Your goal
Copy out each line that has "szektorok" in it.

Dataset rows
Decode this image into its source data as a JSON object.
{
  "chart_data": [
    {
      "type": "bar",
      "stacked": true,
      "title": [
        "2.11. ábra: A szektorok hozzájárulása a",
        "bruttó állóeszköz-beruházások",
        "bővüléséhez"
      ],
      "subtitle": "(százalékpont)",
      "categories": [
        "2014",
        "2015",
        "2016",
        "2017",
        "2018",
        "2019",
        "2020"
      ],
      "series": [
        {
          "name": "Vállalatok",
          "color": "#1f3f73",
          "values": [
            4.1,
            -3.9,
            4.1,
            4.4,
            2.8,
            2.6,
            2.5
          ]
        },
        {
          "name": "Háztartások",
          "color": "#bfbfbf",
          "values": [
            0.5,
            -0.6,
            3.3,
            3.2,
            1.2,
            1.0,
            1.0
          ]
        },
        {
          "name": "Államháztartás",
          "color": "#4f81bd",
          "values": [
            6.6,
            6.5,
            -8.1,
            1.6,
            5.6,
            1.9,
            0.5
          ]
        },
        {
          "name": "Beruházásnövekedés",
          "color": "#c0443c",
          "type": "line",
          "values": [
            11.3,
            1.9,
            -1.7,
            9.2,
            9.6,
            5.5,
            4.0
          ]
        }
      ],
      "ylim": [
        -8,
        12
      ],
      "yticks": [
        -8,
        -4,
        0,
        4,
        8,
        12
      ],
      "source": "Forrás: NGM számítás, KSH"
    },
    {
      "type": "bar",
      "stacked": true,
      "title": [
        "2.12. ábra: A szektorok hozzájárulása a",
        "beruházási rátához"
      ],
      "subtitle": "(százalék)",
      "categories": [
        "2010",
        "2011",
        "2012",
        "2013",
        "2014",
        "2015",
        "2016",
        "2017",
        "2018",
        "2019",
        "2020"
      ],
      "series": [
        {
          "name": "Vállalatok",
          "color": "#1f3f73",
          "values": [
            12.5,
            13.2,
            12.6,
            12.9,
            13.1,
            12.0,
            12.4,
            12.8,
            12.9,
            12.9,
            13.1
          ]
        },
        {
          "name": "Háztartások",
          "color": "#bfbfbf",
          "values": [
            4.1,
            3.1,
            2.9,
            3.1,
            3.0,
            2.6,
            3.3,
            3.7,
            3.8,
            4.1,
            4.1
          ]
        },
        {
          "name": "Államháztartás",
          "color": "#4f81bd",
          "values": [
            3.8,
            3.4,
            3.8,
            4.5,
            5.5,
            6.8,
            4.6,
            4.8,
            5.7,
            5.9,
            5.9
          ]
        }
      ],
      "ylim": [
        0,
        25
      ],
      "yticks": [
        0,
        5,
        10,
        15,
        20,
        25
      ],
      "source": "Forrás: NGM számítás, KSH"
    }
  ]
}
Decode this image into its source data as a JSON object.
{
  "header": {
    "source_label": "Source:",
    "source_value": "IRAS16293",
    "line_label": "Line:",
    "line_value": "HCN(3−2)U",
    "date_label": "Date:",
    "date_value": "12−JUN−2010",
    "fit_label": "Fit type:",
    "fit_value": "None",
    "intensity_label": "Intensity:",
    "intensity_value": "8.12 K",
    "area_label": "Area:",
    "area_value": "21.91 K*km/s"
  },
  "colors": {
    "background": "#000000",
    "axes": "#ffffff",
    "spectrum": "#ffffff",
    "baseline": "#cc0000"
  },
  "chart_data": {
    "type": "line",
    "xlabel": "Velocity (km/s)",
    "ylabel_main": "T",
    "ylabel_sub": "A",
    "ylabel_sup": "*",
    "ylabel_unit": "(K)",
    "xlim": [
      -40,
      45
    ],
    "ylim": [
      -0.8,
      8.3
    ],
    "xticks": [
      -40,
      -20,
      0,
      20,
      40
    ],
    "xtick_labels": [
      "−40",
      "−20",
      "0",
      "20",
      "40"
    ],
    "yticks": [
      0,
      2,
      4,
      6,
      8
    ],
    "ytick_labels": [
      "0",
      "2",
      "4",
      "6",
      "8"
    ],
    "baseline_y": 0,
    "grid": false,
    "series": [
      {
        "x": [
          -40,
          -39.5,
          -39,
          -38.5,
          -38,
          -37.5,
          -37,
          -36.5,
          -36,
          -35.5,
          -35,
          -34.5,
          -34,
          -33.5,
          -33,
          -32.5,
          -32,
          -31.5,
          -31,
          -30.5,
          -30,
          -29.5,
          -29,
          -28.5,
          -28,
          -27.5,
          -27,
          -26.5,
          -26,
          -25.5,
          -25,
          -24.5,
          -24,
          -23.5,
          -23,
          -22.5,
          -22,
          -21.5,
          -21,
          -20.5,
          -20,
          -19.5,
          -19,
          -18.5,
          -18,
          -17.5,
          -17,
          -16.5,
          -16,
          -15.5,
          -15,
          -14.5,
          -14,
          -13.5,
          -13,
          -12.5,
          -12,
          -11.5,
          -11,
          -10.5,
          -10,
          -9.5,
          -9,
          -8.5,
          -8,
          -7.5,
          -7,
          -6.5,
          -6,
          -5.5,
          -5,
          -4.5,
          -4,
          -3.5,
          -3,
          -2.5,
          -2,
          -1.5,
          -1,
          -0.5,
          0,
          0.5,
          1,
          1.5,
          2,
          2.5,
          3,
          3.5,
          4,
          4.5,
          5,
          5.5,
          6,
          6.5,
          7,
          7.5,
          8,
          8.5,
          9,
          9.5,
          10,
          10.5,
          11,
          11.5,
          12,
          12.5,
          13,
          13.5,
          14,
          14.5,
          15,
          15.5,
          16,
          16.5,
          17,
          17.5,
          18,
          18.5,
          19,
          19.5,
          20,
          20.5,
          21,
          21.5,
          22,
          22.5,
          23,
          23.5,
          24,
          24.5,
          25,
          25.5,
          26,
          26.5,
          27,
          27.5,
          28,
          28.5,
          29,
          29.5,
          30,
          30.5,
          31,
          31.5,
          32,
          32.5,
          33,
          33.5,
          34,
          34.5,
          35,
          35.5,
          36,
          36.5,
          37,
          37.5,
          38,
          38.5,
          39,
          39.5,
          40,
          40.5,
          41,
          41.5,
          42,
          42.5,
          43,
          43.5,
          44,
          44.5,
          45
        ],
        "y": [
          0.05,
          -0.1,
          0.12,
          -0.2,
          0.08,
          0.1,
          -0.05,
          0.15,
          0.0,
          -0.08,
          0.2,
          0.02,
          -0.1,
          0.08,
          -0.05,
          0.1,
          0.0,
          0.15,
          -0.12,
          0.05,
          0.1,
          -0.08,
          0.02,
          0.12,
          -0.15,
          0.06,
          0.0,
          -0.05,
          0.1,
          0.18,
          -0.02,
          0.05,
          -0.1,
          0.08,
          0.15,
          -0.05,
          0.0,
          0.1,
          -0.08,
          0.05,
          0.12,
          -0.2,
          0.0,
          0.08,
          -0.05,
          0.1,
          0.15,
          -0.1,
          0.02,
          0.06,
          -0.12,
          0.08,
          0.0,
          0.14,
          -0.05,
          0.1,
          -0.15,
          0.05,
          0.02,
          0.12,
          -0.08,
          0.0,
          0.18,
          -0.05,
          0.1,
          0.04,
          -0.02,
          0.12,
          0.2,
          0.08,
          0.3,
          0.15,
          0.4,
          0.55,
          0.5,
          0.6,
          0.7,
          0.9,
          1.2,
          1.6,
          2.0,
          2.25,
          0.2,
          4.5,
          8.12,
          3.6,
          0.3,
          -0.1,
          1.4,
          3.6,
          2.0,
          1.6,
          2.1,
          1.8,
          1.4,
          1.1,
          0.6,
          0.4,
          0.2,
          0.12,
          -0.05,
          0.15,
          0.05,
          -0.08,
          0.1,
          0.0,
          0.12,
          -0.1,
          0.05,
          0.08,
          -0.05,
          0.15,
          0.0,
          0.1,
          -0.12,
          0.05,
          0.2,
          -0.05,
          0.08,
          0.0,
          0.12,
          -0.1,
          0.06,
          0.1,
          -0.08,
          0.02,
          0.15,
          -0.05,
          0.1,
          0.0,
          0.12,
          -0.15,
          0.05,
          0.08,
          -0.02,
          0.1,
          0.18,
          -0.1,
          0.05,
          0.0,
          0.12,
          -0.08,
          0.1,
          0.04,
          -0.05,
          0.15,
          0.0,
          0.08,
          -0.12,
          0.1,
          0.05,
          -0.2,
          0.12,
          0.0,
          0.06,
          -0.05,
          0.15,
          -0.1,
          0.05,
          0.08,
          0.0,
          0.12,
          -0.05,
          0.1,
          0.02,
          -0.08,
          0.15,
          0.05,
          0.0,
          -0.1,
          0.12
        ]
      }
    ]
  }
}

Task output
        "2.11. ábra: A szektorok hozzájárulása a",
        "2.12. ábra: A szektorok hozzájárulása a",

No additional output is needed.